- _SET PROBLEM_
Search the material below for the word "Mississippi" and copy every line in which it occurs.

- _RECORDS SUPPLIED_
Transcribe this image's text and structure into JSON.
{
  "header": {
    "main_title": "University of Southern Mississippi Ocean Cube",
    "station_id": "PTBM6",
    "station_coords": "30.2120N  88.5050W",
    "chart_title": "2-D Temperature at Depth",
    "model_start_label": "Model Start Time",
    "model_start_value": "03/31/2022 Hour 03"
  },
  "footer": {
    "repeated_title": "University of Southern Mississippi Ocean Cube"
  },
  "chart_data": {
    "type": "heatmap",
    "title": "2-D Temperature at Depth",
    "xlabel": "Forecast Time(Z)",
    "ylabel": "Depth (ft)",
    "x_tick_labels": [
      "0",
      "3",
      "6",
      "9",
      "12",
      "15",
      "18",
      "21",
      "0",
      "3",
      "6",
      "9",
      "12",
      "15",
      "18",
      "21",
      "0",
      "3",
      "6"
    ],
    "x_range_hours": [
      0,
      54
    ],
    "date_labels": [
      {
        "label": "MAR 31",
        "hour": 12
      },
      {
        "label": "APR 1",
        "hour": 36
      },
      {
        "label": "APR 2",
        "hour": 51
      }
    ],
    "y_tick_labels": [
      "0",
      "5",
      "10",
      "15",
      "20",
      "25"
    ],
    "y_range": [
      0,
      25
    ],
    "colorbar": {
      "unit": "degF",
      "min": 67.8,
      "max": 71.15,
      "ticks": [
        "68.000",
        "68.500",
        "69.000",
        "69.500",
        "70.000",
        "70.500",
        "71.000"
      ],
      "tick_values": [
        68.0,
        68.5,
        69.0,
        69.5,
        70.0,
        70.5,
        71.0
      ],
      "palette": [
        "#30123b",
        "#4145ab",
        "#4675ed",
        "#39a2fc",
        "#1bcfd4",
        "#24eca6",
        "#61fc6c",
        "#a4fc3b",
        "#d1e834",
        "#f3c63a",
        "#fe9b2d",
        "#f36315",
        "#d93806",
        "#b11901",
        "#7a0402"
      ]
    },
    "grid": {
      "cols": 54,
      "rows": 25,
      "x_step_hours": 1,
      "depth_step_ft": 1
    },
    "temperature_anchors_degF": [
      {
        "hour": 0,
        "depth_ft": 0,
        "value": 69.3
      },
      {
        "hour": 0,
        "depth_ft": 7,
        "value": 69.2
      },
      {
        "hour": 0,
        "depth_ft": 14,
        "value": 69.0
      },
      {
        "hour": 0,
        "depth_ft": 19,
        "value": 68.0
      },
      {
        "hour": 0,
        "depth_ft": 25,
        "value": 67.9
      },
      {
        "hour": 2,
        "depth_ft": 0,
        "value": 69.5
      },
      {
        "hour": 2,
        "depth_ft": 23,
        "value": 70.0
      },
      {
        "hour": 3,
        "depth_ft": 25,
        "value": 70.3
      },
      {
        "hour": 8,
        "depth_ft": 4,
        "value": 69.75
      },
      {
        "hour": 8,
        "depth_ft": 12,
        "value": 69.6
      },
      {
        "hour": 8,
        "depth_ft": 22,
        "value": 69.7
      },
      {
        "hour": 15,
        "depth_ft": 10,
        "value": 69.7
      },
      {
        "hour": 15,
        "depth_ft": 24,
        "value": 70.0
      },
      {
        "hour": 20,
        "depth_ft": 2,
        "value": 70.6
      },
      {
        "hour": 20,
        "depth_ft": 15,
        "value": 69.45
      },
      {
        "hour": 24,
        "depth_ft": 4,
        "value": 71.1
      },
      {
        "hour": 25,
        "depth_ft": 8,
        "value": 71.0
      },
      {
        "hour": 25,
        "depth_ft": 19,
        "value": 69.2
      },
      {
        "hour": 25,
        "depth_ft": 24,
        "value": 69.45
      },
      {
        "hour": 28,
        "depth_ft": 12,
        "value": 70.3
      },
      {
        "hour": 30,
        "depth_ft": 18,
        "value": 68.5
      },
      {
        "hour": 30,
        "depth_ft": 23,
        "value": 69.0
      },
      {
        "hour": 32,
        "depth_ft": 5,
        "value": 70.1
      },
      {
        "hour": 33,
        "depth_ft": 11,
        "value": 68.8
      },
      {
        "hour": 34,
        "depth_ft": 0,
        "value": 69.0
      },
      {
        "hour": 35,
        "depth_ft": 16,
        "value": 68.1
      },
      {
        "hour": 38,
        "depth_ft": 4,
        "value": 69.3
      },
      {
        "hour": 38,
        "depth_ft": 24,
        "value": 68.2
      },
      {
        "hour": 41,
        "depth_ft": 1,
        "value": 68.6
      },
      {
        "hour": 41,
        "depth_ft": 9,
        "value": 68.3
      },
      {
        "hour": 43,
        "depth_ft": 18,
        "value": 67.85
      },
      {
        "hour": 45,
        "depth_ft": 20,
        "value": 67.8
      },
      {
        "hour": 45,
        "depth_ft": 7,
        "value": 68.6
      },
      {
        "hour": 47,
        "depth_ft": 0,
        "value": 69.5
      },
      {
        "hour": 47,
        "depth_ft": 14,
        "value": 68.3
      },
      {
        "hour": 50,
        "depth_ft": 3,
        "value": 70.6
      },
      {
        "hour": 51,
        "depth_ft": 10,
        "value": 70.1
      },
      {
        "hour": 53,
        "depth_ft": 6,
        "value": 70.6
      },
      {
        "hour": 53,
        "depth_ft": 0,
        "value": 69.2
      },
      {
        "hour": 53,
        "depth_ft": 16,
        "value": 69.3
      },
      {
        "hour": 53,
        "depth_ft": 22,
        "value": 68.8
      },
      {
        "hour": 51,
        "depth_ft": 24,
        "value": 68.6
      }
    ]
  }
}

- _TASK OUTPUT_
    "main_title": "University of Southern Mississippi Ocean Cube",
    "repeated_title": "University of Southern Mississippi Ocean Cube"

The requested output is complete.